Problem requirements
The records that follow are to be repeated without alteration.

── Entries shown

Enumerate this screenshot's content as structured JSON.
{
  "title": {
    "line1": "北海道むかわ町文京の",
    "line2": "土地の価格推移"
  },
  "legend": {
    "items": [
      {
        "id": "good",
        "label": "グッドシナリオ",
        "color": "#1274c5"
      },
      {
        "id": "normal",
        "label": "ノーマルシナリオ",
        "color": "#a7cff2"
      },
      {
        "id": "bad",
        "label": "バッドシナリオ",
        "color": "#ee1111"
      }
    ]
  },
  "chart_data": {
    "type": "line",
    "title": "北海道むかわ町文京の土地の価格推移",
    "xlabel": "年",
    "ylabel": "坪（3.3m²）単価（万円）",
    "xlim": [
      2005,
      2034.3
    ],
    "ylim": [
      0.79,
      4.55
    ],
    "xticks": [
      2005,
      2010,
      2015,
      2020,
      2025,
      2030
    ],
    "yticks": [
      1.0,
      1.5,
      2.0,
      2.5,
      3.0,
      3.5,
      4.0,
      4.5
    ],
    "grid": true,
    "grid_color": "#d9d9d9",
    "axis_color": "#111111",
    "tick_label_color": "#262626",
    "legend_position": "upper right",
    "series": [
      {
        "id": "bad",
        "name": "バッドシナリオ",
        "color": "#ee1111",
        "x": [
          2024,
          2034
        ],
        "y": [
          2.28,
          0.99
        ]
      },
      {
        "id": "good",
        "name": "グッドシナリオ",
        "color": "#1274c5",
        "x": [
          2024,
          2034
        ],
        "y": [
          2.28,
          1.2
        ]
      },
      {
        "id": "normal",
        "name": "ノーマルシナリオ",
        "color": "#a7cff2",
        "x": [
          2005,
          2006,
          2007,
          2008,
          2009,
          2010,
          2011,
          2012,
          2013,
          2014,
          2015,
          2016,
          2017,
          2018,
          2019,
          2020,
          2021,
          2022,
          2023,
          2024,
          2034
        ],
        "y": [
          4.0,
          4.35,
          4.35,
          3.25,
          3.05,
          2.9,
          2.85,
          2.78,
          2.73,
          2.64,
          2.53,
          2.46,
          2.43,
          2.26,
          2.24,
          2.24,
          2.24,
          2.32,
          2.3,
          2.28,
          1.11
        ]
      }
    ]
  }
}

────

Expected output
Enumerate this screenshot's content as structured JSON.
{
  "title": {
    "line1": "北海道むかわ町文京の",
    "line2": "土地の価格推移"
  },
  "legend": {
    "items": [
      {
        "id": "good",
        "label": "グッドシナリオ",
        "color": "#1274c5"
      },
      {
        "id": "normal",
        "label": "ノーマルシナリオ",
        "color": "#a7cff2"
      },
      {
        "id": "bad",
        "label": "バッドシナリオ",
        "color": "#ee1111"
      }
    ]
  },
  "chart_data": {
    "type": "line",
    "title": "北海道むかわ町文京の土地の価格推移",
    "xlabel": "年",
    "ylabel": "坪（3.3m²）単価（万円）",
    "xlim": [
      2005,
      2034.3
    ],
    "ylim": [
      0.79,
      4.55
    ],
    "xticks": [
      2005,
      2010,
      2015,
      2020,
      2025,
      2030
    ],
    "yticks": [
      1.0,
      1.5,
      2.0,
      2.5,
      3.0,
      3.5,
      4.0,
      4.5
    ],
    "grid": true,
    "grid_color": "#d9d9d9",
    "axis_color": "#111111",
    "tick_label_color": "#262626",
    "legend_position": "upper right",
    "series": [
      {
        "id": "bad",
        "name": "バッドシナリオ",
        "color": "#ee1111",
        "x": [
          2024,
          2034
        ],
        "y": [
          2.28,
          0.99
        ]
      },
      {
        "id": "good",
        "name": "グッドシナリオ",
        "color": "#1274c5",
        "x": [
          2024,
          2034
        ],
        "y": [
          2.28,
          1.2
        ]
      },
      {
        "id": "normal",
        "name": "ノーマルシナリオ",
        "color": "#a7cff2",
        "x": [
          2005,
          2006,
          2007,
          2008,
          2009,
          2010,
          2011,
          2012,
          2013,
          2014,
          2015,
          2016,
          2017,
          2018,
          2019,
          2020,
          2021,
          2022,
          2023,
          2024,
          2034
        ],
        "y": [
          4.0,
          4.35,
          4.35,
          3.25,
          3.05,
          2.9,
          2.85,
          2.78,
          2.73,
          2.64,
          2.53,
          2.46,
          2.43,
          2.26,
          2.24,
          2.24,
          2.24,
          2.32,
          2.3,
          2.28,
          1.11
        ]
      }
    ]
  }
}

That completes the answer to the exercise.